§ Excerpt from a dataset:

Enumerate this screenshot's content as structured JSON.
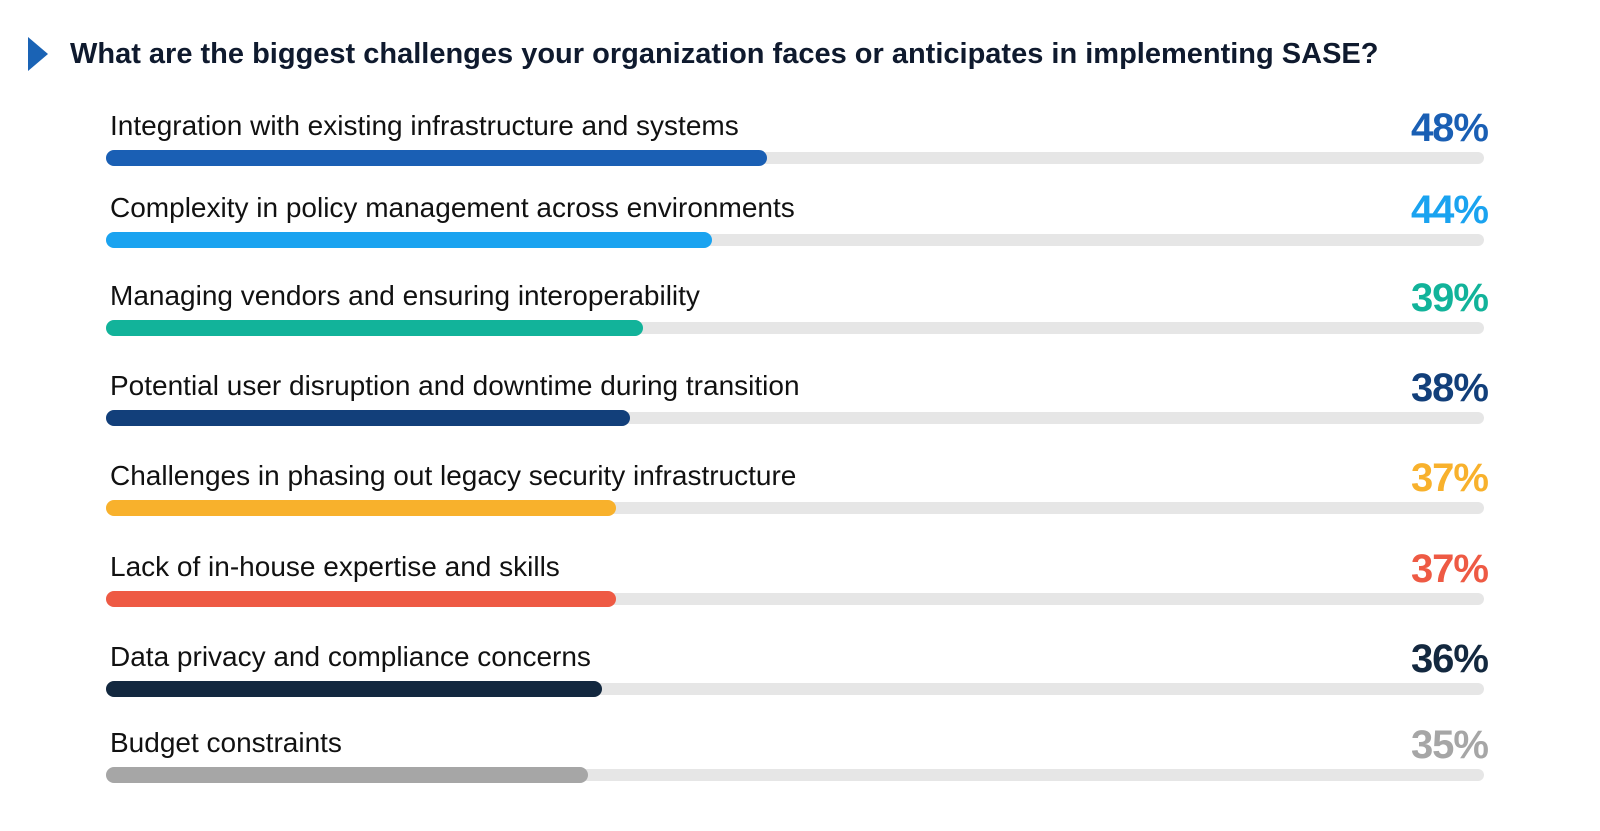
{
  "chart_data": {
    "type": "bar",
    "orientation": "horizontal",
    "title": "What are the biggest challenges your organization faces or anticipates in implementing SASE?",
    "categories": [
      "Integration with existing infrastructure and systems",
      "Complexity in policy management across environments",
      "Managing vendors and ensuring interoperability",
      "Potential user disruption and downtime during transition",
      "Challenges in phasing out legacy security infrastructure",
      "Lack of in-house expertise and skills",
      "Data privacy and compliance concerns",
      "Budget constraints"
    ],
    "values": [
      48,
      44,
      39,
      38,
      37,
      37,
      36,
      35
    ],
    "value_labels": [
      "48%",
      "44%",
      "39%",
      "38%",
      "37%",
      "37%",
      "36%",
      "35%"
    ],
    "colors": [
      "#1a5fb4",
      "#1aa3f0",
      "#12b39a",
      "#123f7a",
      "#f8b12c",
      "#ee5a44",
      "#13283f",
      "#a6a6a6"
    ],
    "xlim": [
      0,
      100
    ],
    "grid": false,
    "legend": "none"
  },
  "colors": {
    "title_marker": "#1a63b5",
    "track": "#e6e6e6",
    "title_text": "#0f1a2e"
  },
  "icons": {
    "title_marker": "triangle-marker-icon"
  }
}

§ Stated problem: Above are the records; reproduce them exactly and leave out the pictures.

§ Written answer:
Enumerate this screenshot's content as structured JSON.
{
  "chart_data": {
    "type": "bar",
    "orientation": "horizontal",
    "title": "What are the biggest challenges your organization faces or anticipates in implementing SASE?",
    "categories": [
      "Integration with existing infrastructure and systems",
      "Complexity in policy management across environments",
      "Managing vendors and ensuring interoperability",
      "Potential user disruption and downtime during transition",
      "Challenges in phasing out legacy security infrastructure",
      "Lack of in-house expertise and skills",
      "Data privacy and compliance concerns",
      "Budget constraints"
    ],
    "values": [
      48,
      44,
      39,
      38,
      37,
      37,
      36,
      35
    ],
    "value_labels": [
      "48%",
      "44%",
      "39%",
      "38%",
      "37%",
      "37%",
      "36%",
      "35%"
    ],
    "colors": [
      "#1a5fb4",
      "#1aa3f0",
      "#12b39a",
      "#123f7a",
      "#f8b12c",
      "#ee5a44",
      "#13283f",
      "#a6a6a6"
    ],
    "xlim": [
      0,
      100
    ],
    "grid": false,
    "legend": "none"
  },
  "colors": {
    "title_marker": "#1a63b5",
    "track": "#e6e6e6",
    "title_text": "#0f1a2e"
  },
  "icons": {
    "title_marker": "triangle-marker-icon"
  }
}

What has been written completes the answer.